*MATERIAL FOR THIS EXERCISE*.
◆ ◆ ◆
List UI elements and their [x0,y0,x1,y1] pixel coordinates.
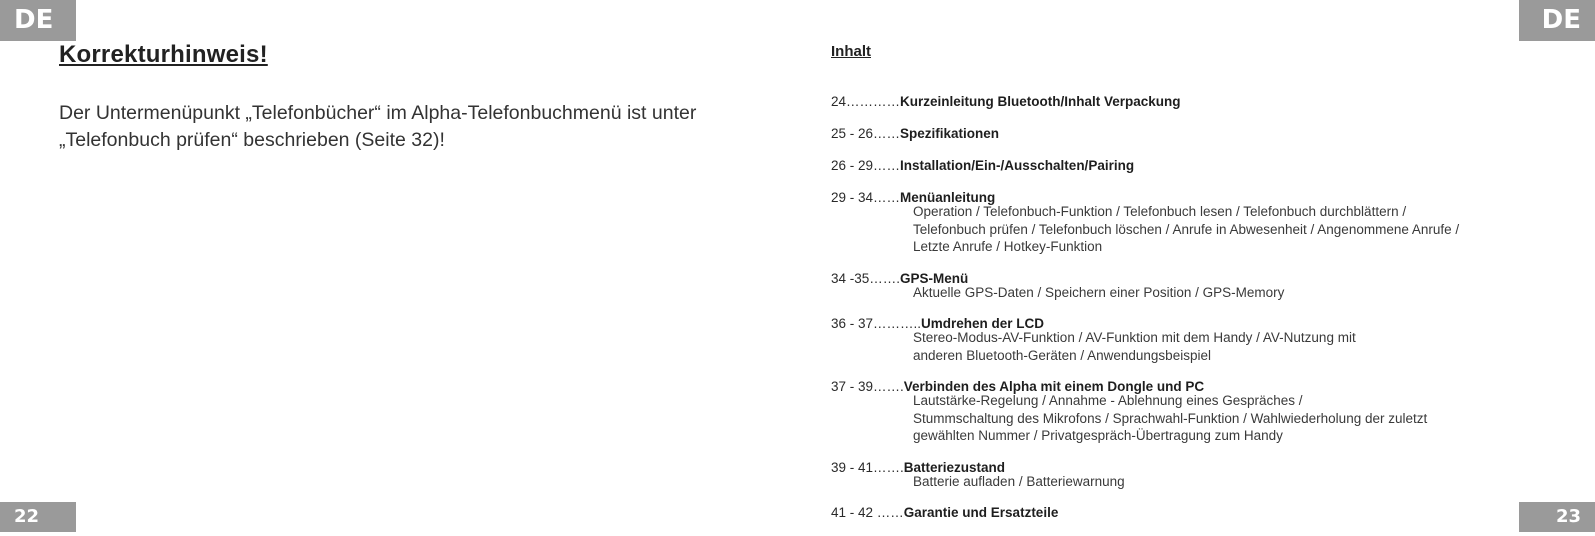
toc-subtopic-line: Letzte Anrufe / Hotkey-Funktion [913,239,1103,254]
toc-entry [831,459,1571,491]
toc-entry-title: Spezifikationen [900,126,1000,141]
toc-entry [831,189,1571,256]
toc-entry-subtopics [913,392,1571,445]
notice-title: Korrekturhinweis! [59,41,268,68]
toc-entry-title: Verbinden des Alpha mit einem Dongle und PC [903,379,1205,394]
toc-subtopic-line: Telefonbuch prüfen / Telefonbuch löschen / Anrufe in Abwesenheit / Angenommene Anrufe / [913,221,1460,237]
toc-subtopic-line: anderen Bluetooth-Geräten / Anwendungsbeispiel [913,347,1211,363]
toc-entry-subtopics [913,203,1571,256]
toc-entry-title: Installation/Ein-/Ausschalten/Pairing [900,158,1135,173]
table-of-contents [831,93,1571,536]
toc-entry [831,378,1571,445]
toc-subtopic-line: Operation / Telefonbuch-Funktion / Telefonbuch lesen / Telefonbuch durchblättern / [913,204,1407,219]
toc-entry-line [831,157,1571,175]
language-tab-left: DE [0,0,76,41]
toc-subtopic-line: Batterie aufladen / Batteriewarnung [913,473,1125,489]
toc-entry-title: Batteriezustand [903,459,1006,475]
page-number-right: 23 [1519,502,1595,532]
toc-entry-title: Menüanleitung [900,190,996,205]
toc-subtopic-line: gewählten Nummer / Privatgespräch-Übertragung zum Handy [913,428,1283,443]
toc-entry [831,157,1571,175]
toc-subtopic-line: Stummschaltung des Mikrofons / Sprachwahl-Funktion / Wahlwiederholung der zuletzt [913,410,1428,426]
toc-entry-pages: 34 -35……. [831,270,901,286]
toc-entry [831,93,1571,111]
toc-entry-pages: 24………… [831,94,901,109]
notice-body [59,100,759,154]
toc-entry-pages: 41 - 42 …… [831,505,904,520]
toc-entry-title: Garantie und Ersatzteile [903,505,1059,520]
toc-entry [831,270,1571,302]
toc-entry-pages: 26 - 29…… [831,158,901,173]
toc-entry-pages: 29 - 34…… [831,190,901,205]
language-tab-right: DE [1519,0,1595,41]
toc-heading: Inhalt [831,43,871,60]
toc-entry-pages: 36 - 37……….. [831,316,922,331]
toc-entry-pages: 37 - 39……. [831,379,904,394]
toc-entry [831,315,1571,364]
toc-entry-title: GPS-Menü [900,270,969,286]
toc-entry [831,504,1571,522]
toc-entry-line [831,125,1571,143]
page-number-left: 22 [0,502,76,532]
toc-subtopic-line: Stereo-Modus-AV-Funktion / AV-Funktion mit dem Handy / AV-Nutzung mit [913,330,1356,345]
toc-entry-subtopics [913,329,1571,364]
toc-entry-title: Kurzeinleitung Bluetooth/Inhalt Verpackung [900,94,1181,109]
toc-entry-title: Umdrehen der LCD [921,316,1045,331]
toc-entry-pages: 25 - 26…… [831,126,901,141]
toc-entry-subtopics [913,473,1571,491]
toc-entry-line [831,93,1571,111]
toc-subtopic-line: Lautstärke-Regelung / Annahme - Ablehnung eines Gespräches / [913,393,1303,408]
toc-entry-pages: 39 - 41……. [831,459,904,475]
toc-subtopic-line: Aktuelle GPS-Daten / Speichern einer Position / GPS-Memory [913,284,1285,300]
notice-line: „Telefonbuch prüfen“ beschrieben (Seite 32)! [59,129,445,151]
notice-line: Der Untermenüpunkt „Telefonbücher“ im Alpha-Telefonbuchmenü ist unter [59,102,697,124]
toc-entry [831,125,1571,143]
toc-entry-line [831,504,1571,522]
toc-entry-subtopics [913,284,1571,302]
◆ ◆ ◆
*TASK*. To complete the exercise, return the listing above exactly and omit its pictures.

*RESULT OF THIS TASK*.
List UI elements and their [x0,y0,x1,y1] pixel coordinates.
toc-subtopic-line: Letzte Anrufe / Hotkey-Funktion [913,239,1103,254]
toc-entry [831,459,1571,491]
toc-entry-title: Spezifikationen [900,126,1000,141]
toc-entry [831,189,1571,256]
toc-entry-subtopics [913,392,1571,445]
notice-title: Korrekturhinweis! [59,41,268,68]
toc-entry-title: Verbinden des Alpha mit einem Dongle und PC [903,379,1205,394]
toc-subtopic-line: Telefonbuch prüfen / Telefonbuch löschen / Anrufe in Abwesenheit / Angenommene Anrufe / [913,221,1460,237]
toc-subtopic-line: anderen Bluetooth-Geräten / Anwendungsbeispiel [913,347,1211,363]
toc-entry-subtopics [913,203,1571,256]
toc-entry-title: Installation/Ein-/Ausschalten/Pairing [900,158,1135,173]
table-of-contents [831,93,1571,536]
toc-entry [831,378,1571,445]
toc-subtopic-line: Operation / Telefonbuch-Funktion / Telefonbuch lesen / Telefonbuch durchblättern / [913,204,1407,219]
toc-entry-line [831,157,1571,175]
language-tab-left: DE [0,0,76,41]
toc-subtopic-line: Batterie aufladen / Batteriewarnung [913,473,1125,489]
toc-entry-title: Batteriezustand [903,459,1006,475]
page-number-right: 23 [1519,502,1595,532]
toc-entry-title: Menüanleitung [900,190,996,205]
toc-subtopic-line: gewählten Nummer / Privatgespräch-Übertragung zum Handy [913,428,1283,443]
toc-entry [831,157,1571,175]
toc-subtopic-line: Stummschaltung des Mikrofons / Sprachwahl-Funktion / Wahlwiederholung der zuletzt [913,410,1428,426]
toc-entry-pages: 34 -35……. [831,270,901,286]
toc-entry [831,93,1571,111]
toc-entry-pages: 24………… [831,94,901,109]
notice-body [59,100,759,154]
toc-entry-pages: 41 - 42 …… [831,505,904,520]
toc-entry-title: Garantie und Ersatzteile [903,505,1059,520]
toc-entry [831,270,1571,302]
toc-entry-pages: 26 - 29…… [831,158,901,173]
toc-entry-pages: 29 - 34…… [831,190,901,205]
language-tab-right: DE [1519,0,1595,41]
toc-heading: Inhalt [831,43,871,60]
toc-entry-pages: 36 - 37……….. [831,316,922,331]
toc-entry-pages: 37 - 39……. [831,379,904,394]
toc-entry [831,315,1571,364]
toc-entry-title: GPS-Menü [900,270,969,286]
toc-entry [831,504,1571,522]
toc-entry-line [831,125,1571,143]
page-number-left: 22 [0,502,76,532]
toc-subtopic-line: Stereo-Modus-AV-Funktion / AV-Funktion mit dem Handy / AV-Nutzung mit [913,330,1356,345]
toc-entry-subtopics [913,329,1571,364]
toc-entry-title: Kurzeinleitung Bluetooth/Inhalt Verpackung [900,94,1181,109]
toc-entry-title: Umdrehen der LCD [921,316,1045,331]
toc-entry-pages: 25 - 26…… [831,126,901,141]
toc-entry-subtopics [913,473,1571,491]
toc-entry-line [831,93,1571,111]
toc-subtopic-line: Lautstärke-Regelung / Annahme - Ablehnung eines Gespräches / [913,393,1303,408]
toc-entry-pages: 39 - 41……. [831,459,904,475]
toc-subtopic-line: Aktuelle GPS-Daten / Speichern einer Position / GPS-Memory [913,284,1285,300]
notice-line: „Telefonbuch prüfen“ beschrieben (Seite 32)! [59,129,445,151]
notice-line: Der Untermenüpunkt „Telefonbücher“ im Alpha-Telefonbuchmenü ist unter [59,102,697,124]
toc-entry [831,125,1571,143]
toc-entry-line [831,504,1571,522]
toc-entry-subtopics [913,284,1571,302]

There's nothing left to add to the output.